## RAW DATA
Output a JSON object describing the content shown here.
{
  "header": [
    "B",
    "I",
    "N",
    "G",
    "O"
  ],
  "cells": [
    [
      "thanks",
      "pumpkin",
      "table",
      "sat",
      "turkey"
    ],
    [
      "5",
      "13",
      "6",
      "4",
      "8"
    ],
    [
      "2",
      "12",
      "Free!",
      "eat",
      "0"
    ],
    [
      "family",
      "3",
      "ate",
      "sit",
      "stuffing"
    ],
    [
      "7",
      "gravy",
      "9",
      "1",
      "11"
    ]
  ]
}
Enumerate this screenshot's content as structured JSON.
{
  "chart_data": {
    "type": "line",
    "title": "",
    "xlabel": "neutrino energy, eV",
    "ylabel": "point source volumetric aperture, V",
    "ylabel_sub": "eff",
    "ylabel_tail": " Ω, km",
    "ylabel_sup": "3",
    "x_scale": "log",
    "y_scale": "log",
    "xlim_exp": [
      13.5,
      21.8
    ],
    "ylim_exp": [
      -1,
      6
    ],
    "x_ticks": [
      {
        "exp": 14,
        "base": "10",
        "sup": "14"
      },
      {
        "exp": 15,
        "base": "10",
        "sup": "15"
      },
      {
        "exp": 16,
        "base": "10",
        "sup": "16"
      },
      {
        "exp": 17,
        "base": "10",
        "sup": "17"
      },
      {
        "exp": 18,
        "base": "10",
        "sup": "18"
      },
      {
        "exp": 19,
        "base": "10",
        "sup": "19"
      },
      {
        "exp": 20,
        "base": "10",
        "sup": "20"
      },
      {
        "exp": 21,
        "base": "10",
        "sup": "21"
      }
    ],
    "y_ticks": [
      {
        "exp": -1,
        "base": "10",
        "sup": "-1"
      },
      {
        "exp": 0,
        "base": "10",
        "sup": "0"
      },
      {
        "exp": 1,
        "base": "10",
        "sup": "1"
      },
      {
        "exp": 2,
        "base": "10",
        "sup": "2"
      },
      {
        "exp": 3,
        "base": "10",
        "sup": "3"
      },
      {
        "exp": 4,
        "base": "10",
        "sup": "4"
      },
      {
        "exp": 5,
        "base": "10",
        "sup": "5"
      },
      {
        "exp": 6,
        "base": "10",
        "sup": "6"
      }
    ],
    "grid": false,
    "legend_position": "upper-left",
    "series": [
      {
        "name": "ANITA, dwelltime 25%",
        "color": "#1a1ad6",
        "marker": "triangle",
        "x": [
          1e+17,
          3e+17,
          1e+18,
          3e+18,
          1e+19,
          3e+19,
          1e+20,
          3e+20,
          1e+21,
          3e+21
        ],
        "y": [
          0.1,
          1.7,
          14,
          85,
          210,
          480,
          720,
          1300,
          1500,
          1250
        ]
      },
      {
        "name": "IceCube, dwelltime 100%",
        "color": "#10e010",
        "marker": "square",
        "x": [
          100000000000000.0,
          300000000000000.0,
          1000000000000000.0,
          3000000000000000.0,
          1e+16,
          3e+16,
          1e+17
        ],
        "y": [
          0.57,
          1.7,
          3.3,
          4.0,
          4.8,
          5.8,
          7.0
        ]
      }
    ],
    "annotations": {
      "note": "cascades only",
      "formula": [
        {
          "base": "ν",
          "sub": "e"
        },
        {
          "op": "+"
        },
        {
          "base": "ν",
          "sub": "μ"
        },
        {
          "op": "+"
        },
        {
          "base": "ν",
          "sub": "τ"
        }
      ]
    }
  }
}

## DESCRIPTION OF THE TASK
Without changing a word, restate the whole listing.

## REPLY
Output a JSON object describing the content shown here.
{
  "header": [
    "B",
    "I",
    "N",
    "G",
    "O"
  ],
  "cells": [
    [
      "thanks",
      "pumpkin",
      "table",
      "sat",
      "turkey"
    ],
    [
      "5",
      "13",
      "6",
      "4",
      "8"
    ],
    [
      "2",
      "12",
      "Free!",
      "eat",
      "0"
    ],
    [
      "family",
      "3",
      "ate",
      "sit",
      "stuffing"
    ],
    [
      "7",
      "gravy",
      "9",
      "1",
      "11"
    ]
  ]
}
Enumerate this screenshot's content as structured JSON.
{
  "chart_data": {
    "type": "line",
    "title": "",
    "xlabel": "neutrino energy, eV",
    "ylabel": "point source volumetric aperture, V",
    "ylabel_sub": "eff",
    "ylabel_tail": " Ω, km",
    "ylabel_sup": "3",
    "x_scale": "log",
    "y_scale": "log",
    "xlim_exp": [
      13.5,
      21.8
    ],
    "ylim_exp": [
      -1,
      6
    ],
    "x_ticks": [
      {
        "exp": 14,
        "base": "10",
        "sup": "14"
      },
      {
        "exp": 15,
        "base": "10",
        "sup": "15"
      },
      {
        "exp": 16,
        "base": "10",
        "sup": "16"
      },
      {
        "exp": 17,
        "base": "10",
        "sup": "17"
      },
      {
        "exp": 18,
        "base": "10",
        "sup": "18"
      },
      {
        "exp": 19,
        "base": "10",
        "sup": "19"
      },
      {
        "exp": 20,
        "base": "10",
        "sup": "20"
      },
      {
        "exp": 21,
        "base": "10",
        "sup": "21"
      }
    ],
    "y_ticks": [
      {
        "exp": -1,
        "base": "10",
        "sup": "-1"
      },
      {
        "exp": 0,
        "base": "10",
        "sup": "0"
      },
      {
        "exp": 1,
        "base": "10",
        "sup": "1"
      },
      {
        "exp": 2,
        "base": "10",
        "sup": "2"
      },
      {
        "exp": 3,
        "base": "10",
        "sup": "3"
      },
      {
        "exp": 4,
        "base": "10",
        "sup": "4"
      },
      {
        "exp": 5,
        "base": "10",
        "sup": "5"
      },
      {
        "exp": 6,
        "base": "10",
        "sup": "6"
      }
    ],
    "grid": false,
    "legend_position": "upper-left",
    "series": [
      {
        "name": "ANITA, dwelltime 25%",
        "color": "#1a1ad6",
        "marker": "triangle",
        "x": [
          1e+17,
          3e+17,
          1e+18,
          3e+18,
          1e+19,
          3e+19,
          1e+20,
          3e+20,
          1e+21,
          3e+21
        ],
        "y": [
          0.1,
          1.7,
          14,
          85,
          210,
          480,
          720,
          1300,
          1500,
          1250
        ]
      },
      {
        "name": "IceCube, dwelltime 100%",
        "color": "#10e010",
        "marker": "square",
        "x": [
          100000000000000.0,
          300000000000000.0,
          1000000000000000.0,
          3000000000000000.0,
          1e+16,
          3e+16,
          1e+17
        ],
        "y": [
          0.57,
          1.7,
          3.3,
          4.0,
          4.8,
          5.8,
          7.0
        ]
      }
    ],
    "annotations": {
      "note": "cascades only",
      "formula": [
        {
          "base": "ν",
          "sub": "e"
        },
        {
          "op": "+"
        },
        {
          "base": "ν",
          "sub": "μ"
        },
        {
          "op": "+"
        },
        {
          "base": "ν",
          "sub": "τ"
        }
      ]
    }
  }
}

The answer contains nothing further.